Data entries:

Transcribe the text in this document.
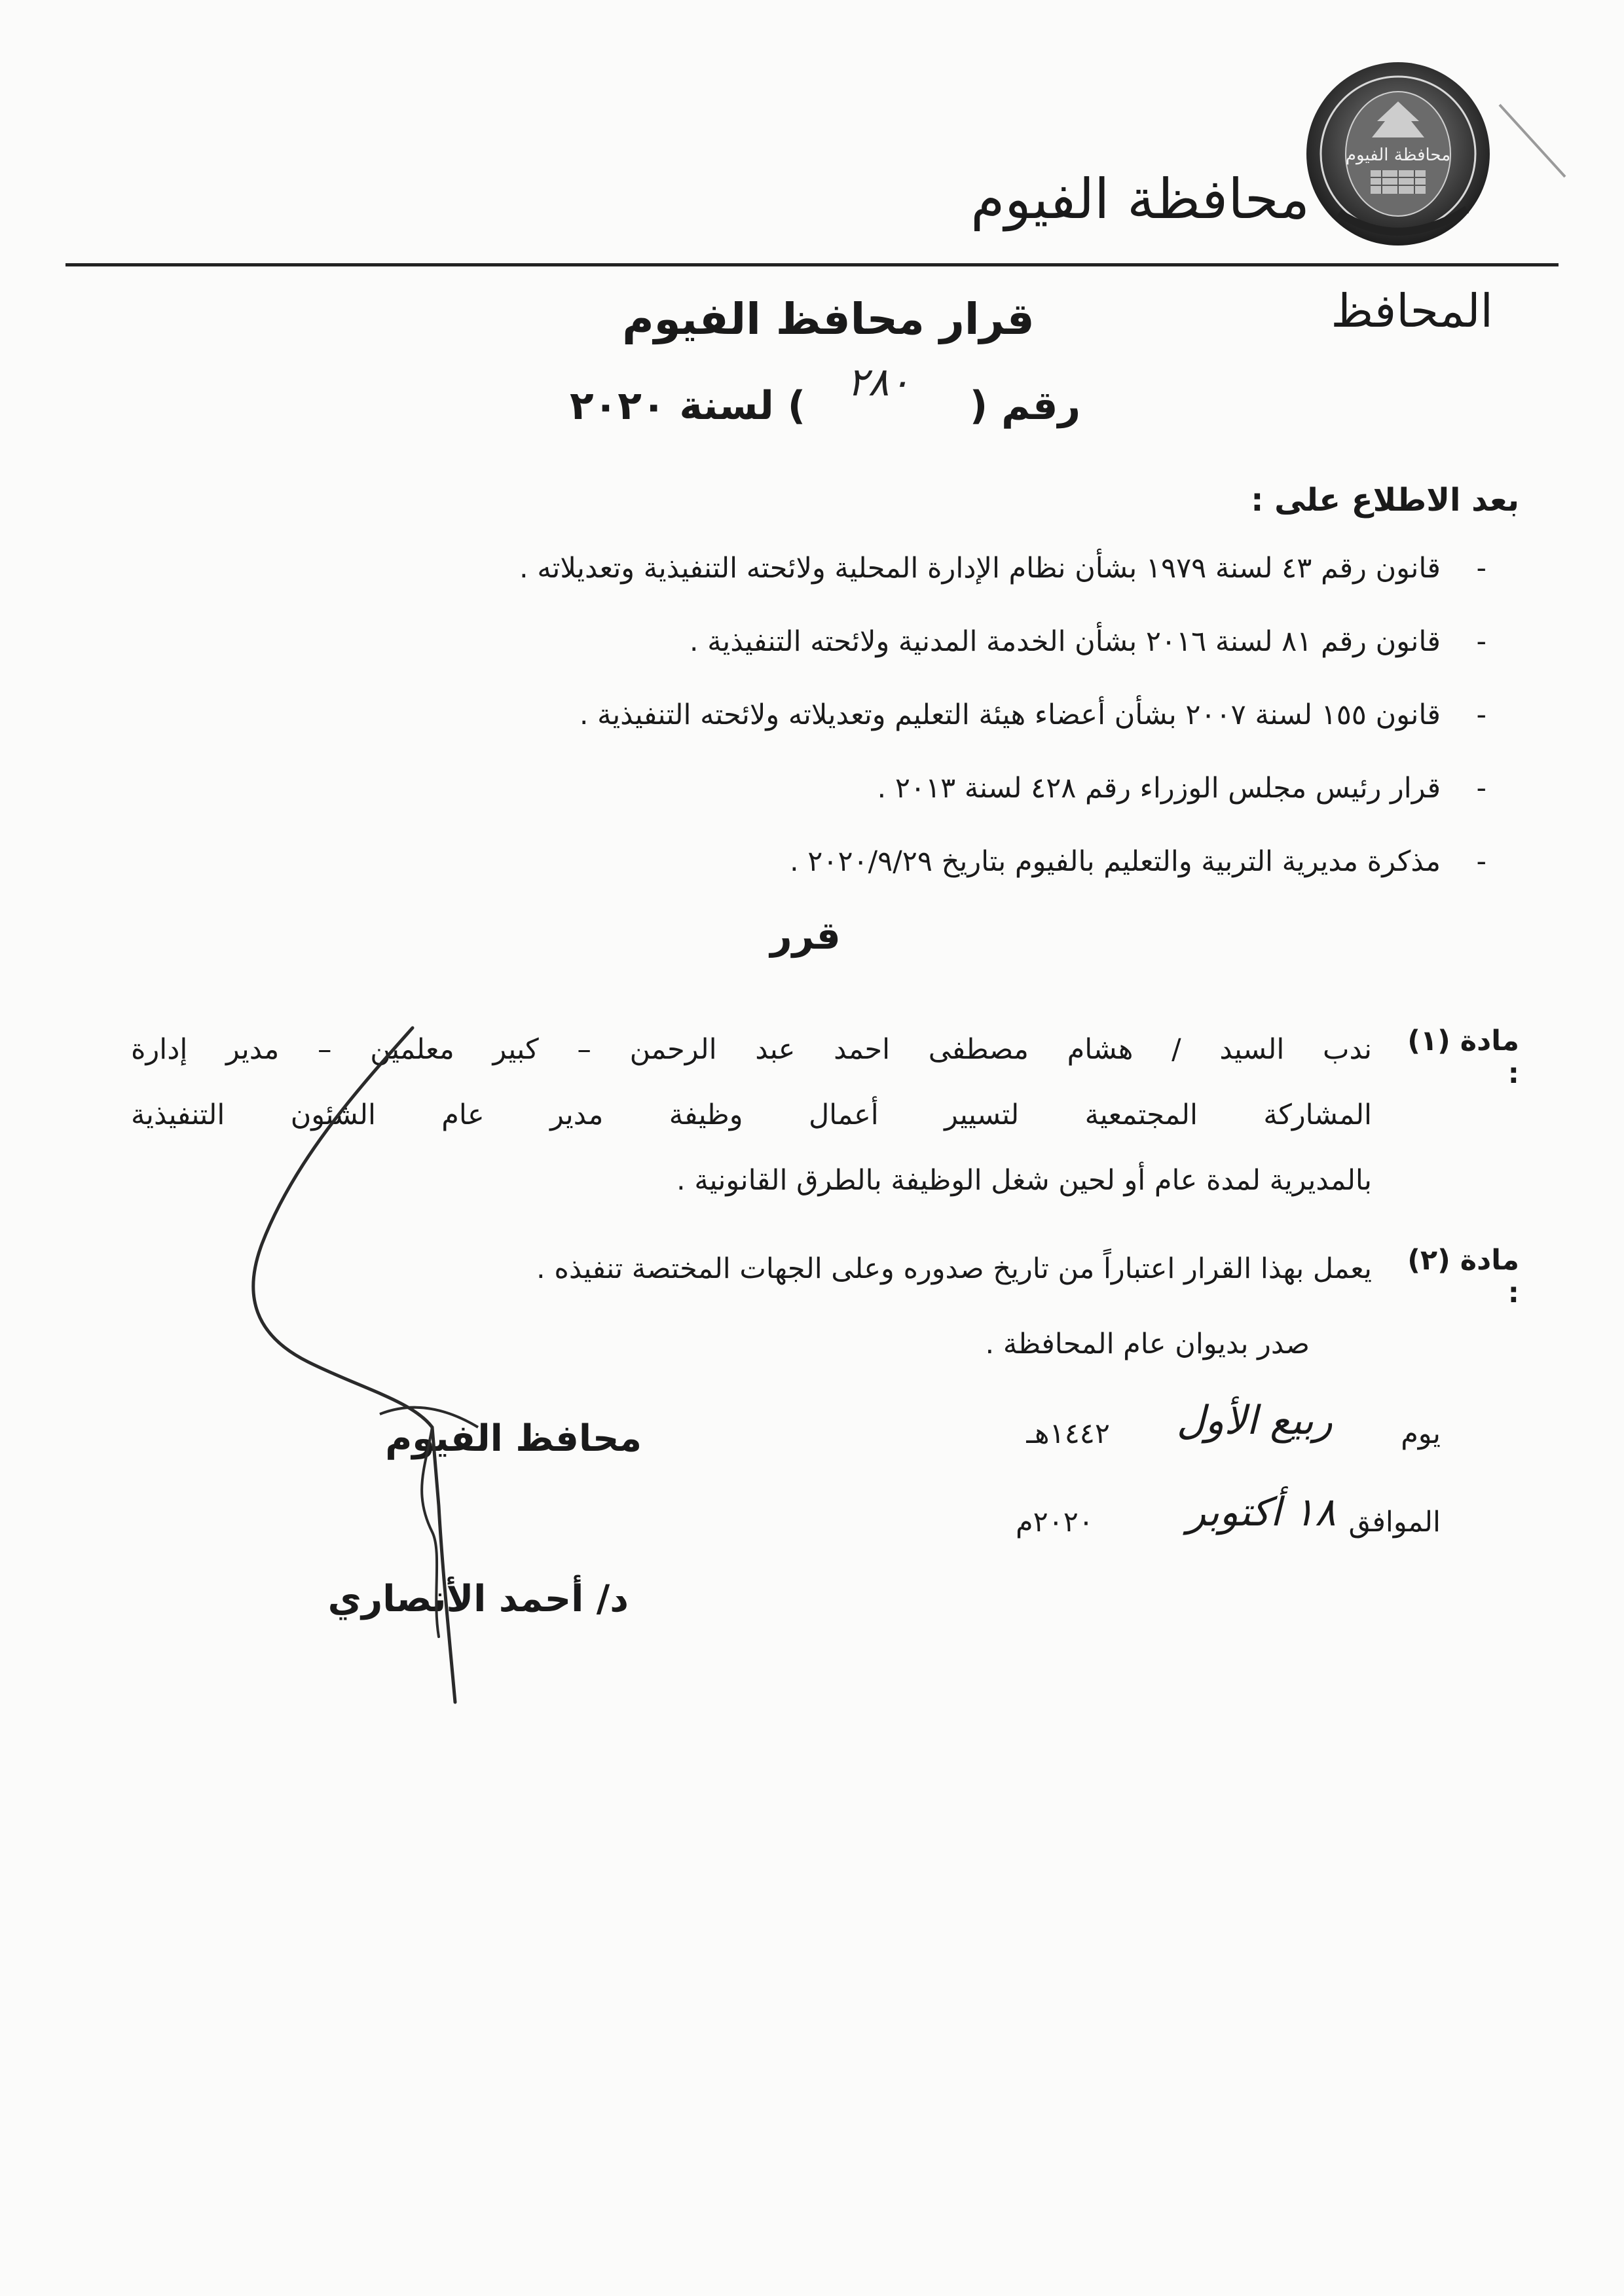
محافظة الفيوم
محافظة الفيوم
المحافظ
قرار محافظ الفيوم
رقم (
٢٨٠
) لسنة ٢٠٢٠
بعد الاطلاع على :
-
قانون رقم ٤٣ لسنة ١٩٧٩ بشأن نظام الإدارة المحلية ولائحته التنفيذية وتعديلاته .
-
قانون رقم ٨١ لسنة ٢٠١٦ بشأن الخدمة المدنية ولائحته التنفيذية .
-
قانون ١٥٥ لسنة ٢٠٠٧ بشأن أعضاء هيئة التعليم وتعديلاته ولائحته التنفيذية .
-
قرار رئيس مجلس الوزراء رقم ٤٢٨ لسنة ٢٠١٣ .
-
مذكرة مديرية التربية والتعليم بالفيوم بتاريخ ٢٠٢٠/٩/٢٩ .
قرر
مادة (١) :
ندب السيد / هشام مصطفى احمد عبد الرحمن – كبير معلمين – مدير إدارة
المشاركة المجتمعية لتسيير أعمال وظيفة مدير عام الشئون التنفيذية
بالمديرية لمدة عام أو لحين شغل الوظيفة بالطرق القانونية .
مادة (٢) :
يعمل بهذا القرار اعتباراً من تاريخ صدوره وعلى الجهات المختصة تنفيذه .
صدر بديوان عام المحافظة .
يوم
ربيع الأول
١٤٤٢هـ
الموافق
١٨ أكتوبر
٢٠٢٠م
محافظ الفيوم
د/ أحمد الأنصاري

What to produce:
Reproduce every line precisely as given, omitting all pictures.

Answer for this exercise:
Transcribe the text in this document.
محافظة الفيوم
محافظة الفيوم
المحافظ
قرار محافظ الفيوم
رقم (
٢٨٠
) لسنة ٢٠٢٠
بعد الاطلاع على :
-
قانون رقم ٤٣ لسنة ١٩٧٩ بشأن نظام الإدارة المحلية ولائحته التنفيذية وتعديلاته .
-
قانون رقم ٨١ لسنة ٢٠١٦ بشأن الخدمة المدنية ولائحته التنفيذية .
-
قانون ١٥٥ لسنة ٢٠٠٧ بشأن أعضاء هيئة التعليم وتعديلاته ولائحته التنفيذية .
-
قرار رئيس مجلس الوزراء رقم ٤٢٨ لسنة ٢٠١٣ .
-
مذكرة مديرية التربية والتعليم بالفيوم بتاريخ ٢٠٢٠/٩/٢٩ .
قرر
مادة (١) :
ندب السيد / هشام مصطفى احمد عبد الرحمن – كبير معلمين – مدير إدارة
المشاركة المجتمعية لتسيير أعمال وظيفة مدير عام الشئون التنفيذية
بالمديرية لمدة عام أو لحين شغل الوظيفة بالطرق القانونية .
مادة (٢) :
يعمل بهذا القرار اعتباراً من تاريخ صدوره وعلى الجهات المختصة تنفيذه .
صدر بديوان عام المحافظة .
يوم
ربيع الأول
١٤٤٢هـ
الموافق
١٨ أكتوبر
٢٠٢٠م
محافظ الفيوم
د/ أحمد الأنصاري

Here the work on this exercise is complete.